Expression of Notch receptors and ligands and their target gene Hes1 in mouse embryonic gut mesenchyme. (A) E12.5 stomach endoderm (SE) and mesenchyme (SM) were separated and analyzed by conventional (gel electrophoresis bands) and qRT-PCR (bar graph). Expression of Notch2 and Notch3 (but not Notch1) transcripts is roughly equivalent in the two compartments. Compartment-specific expression of Barx1 and Shh verifies tissue separation and Hes1 signal reveals greater Notch signaling in endoderm than in mesenchyme. Normalized average Ct values from each sample, assayed in triplicate, are shown below the qRT-PCR bars, where SM transcript levels are expressed in relation to the SE level, normalized to 1.0. (B) qRT-PCR analysis for Notch ligands in E12.5 SE and SM. Mesenchymal expression of Jag1 and Dll3 mRNA, but not other Notch ligands, approaches that in the endoderm. qRT-PCR analyses (A,B) were performed on three independent samples; error bars indicate s.d. (C-G) In situ hybridization results for Notch3, Jag1 and Dll3 in E14.5 stomach, with sense controls for Jag1 and Dll3. Dotted lines demarcate endoderm (luminal) from mesenchyme. (H-J) Hes1 immunostaining on E15 digestive tract, including the stomach (H, the boxed area is magnified in I) and intestine (J). Besides the nascent epithelium, Hes1 appears in the mesenchymal lamina propria (arrows). Scale bars: 50 μm.
Immunohistochemistry, histology and in situ hybridization
Tissues were fixed overnight in 4% paraformaldehyde at 4°C, dehydrated, embedded in paraffin, and sectioned at 5 μm. Antigens were retrieved in 10 mM Na citrate buffer (pH 6.0) and endogenous peroxidase activity blocked in methanol and 3% H2O2. Frozen tissues were embedded in OCT compound (Tissue-Tek) and sectioned at 9 μm. After blocking with 5% fetal bovine serum, samples were incubated with the following antibodies: Atp4b (2B6, 1:1000, MBL, Billerica, MA, USA), smooth muscle actin (1A4, 1:3000, Biogenex, San Ramon, CA, USA), β-tubulin (Tuj1, 1:200, BD Pharmingen, Franklin Lakes, NJ, USA), p63 (1:2000, Neomarkers, Fremont, CA, USA), Ki67 (1:2000, Vector Labs, Burlingame, CA, USA), Hes1 (1:1000, gift of Dr Nadean Brown, University of Cincinnati, OH, USA), phospho-histone H3 (1:500, Millipore, Billerica, MA, USA), and GFP (JL-8, 1:200, Clontech, Mountain View, CA, USA). Samples were washed and subsequently incubated with biotin-conjugated anti-mouse or anti-rabbit IgG (1:300, Vector Labs). Color reactions were developed with Vectastain avidin-biotin complex ABC kit (Vector Labs) and diaminobenzidine substrate (Sigma-Aldrich, St Louis, MO, USA).

[Dataset]

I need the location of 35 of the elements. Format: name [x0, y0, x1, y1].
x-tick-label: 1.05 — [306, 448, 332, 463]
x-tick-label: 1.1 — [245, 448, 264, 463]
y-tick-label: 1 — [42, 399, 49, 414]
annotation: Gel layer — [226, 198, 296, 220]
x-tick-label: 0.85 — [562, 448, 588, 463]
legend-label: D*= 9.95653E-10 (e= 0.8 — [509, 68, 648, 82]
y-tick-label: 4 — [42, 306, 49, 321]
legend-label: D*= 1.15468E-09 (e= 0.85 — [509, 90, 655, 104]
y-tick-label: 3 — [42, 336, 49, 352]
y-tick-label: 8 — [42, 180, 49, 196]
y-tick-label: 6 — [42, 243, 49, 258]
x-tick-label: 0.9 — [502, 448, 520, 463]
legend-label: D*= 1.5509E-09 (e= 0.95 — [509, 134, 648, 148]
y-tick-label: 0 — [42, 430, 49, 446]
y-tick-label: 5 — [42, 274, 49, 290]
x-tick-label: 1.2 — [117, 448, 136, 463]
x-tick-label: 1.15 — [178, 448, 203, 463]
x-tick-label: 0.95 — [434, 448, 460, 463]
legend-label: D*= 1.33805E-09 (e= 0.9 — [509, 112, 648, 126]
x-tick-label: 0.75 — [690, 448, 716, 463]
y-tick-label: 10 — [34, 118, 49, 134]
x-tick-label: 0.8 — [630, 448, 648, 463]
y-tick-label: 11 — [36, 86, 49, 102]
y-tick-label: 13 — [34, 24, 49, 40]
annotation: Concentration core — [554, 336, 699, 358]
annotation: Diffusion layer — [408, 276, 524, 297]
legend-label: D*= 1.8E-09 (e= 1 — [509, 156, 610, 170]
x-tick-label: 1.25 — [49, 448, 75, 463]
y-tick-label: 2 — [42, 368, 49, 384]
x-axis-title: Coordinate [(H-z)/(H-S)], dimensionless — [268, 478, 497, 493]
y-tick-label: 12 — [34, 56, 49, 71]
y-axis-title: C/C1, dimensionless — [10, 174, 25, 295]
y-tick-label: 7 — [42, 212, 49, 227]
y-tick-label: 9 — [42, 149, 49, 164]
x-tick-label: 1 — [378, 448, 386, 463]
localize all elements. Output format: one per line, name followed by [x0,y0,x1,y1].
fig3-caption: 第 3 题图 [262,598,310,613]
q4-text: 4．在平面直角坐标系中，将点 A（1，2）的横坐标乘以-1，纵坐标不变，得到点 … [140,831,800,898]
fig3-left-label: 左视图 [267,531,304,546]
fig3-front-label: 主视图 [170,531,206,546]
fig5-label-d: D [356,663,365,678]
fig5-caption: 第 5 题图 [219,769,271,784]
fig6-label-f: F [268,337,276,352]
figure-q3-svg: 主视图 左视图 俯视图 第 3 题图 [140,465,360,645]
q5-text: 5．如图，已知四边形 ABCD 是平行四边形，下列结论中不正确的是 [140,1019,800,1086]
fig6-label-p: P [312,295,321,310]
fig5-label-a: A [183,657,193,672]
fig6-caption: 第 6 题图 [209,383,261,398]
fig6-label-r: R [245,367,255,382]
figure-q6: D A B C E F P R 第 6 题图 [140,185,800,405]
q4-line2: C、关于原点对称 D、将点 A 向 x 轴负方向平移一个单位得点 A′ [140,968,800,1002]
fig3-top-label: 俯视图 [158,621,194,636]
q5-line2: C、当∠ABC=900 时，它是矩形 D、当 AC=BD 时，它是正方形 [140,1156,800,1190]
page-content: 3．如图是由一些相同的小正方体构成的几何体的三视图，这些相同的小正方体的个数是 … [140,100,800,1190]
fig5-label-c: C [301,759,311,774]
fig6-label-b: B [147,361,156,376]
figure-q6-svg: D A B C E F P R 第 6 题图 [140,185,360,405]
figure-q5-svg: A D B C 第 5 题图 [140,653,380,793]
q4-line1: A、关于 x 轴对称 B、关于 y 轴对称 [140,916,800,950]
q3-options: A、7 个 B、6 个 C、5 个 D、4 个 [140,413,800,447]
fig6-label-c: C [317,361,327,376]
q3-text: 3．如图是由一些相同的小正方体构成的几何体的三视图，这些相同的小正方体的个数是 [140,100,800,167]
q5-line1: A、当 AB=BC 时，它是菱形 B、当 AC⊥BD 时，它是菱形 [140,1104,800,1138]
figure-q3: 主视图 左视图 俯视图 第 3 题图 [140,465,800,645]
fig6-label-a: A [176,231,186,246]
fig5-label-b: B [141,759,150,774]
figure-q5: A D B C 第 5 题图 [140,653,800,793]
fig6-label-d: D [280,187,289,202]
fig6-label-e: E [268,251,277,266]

[Tasks to perform]
A: List the targets of all the antibodies that samples were incubated with after blocking, as given in the passage on Notch signaling in the mouse embryonic gut.
B: Answer these questions from the passage on Notch signaling in the mouse embryonic gut:
(i) For which two Notch ligands does mesenchymal mRNA expression approach the level in the endoderm?
(ii) At what thickness were the paraffin-embedded tissues sectioned?
(iii) What substrate was used with the ABC kit to develop the color reactions?
C: Translate this sentence from the passage on Notch signaling in the mouse embryonic gut into Spanish: "Tissues were fixed overnight in 4% paraformaldehyde at 4°C, dehydrated, embedded in paraffin, and sectioned at 5 μm."

[Solutions for each task]
A:
Atp4b
smooth muscle actin
β-tubulin
p63
Ki67
Hes1
phospho-histone H3
GFP

B:
(i) Jag1 and Dll3
(ii) 5 μm
(iii) Diaminobenzidine

C: Los tejidos se fijaron durante la noche en paraformaldehído al 4 % a 4 °C, se deshidrataron, se incluyeron en parafina y se cortaron en secciones de 5 μm.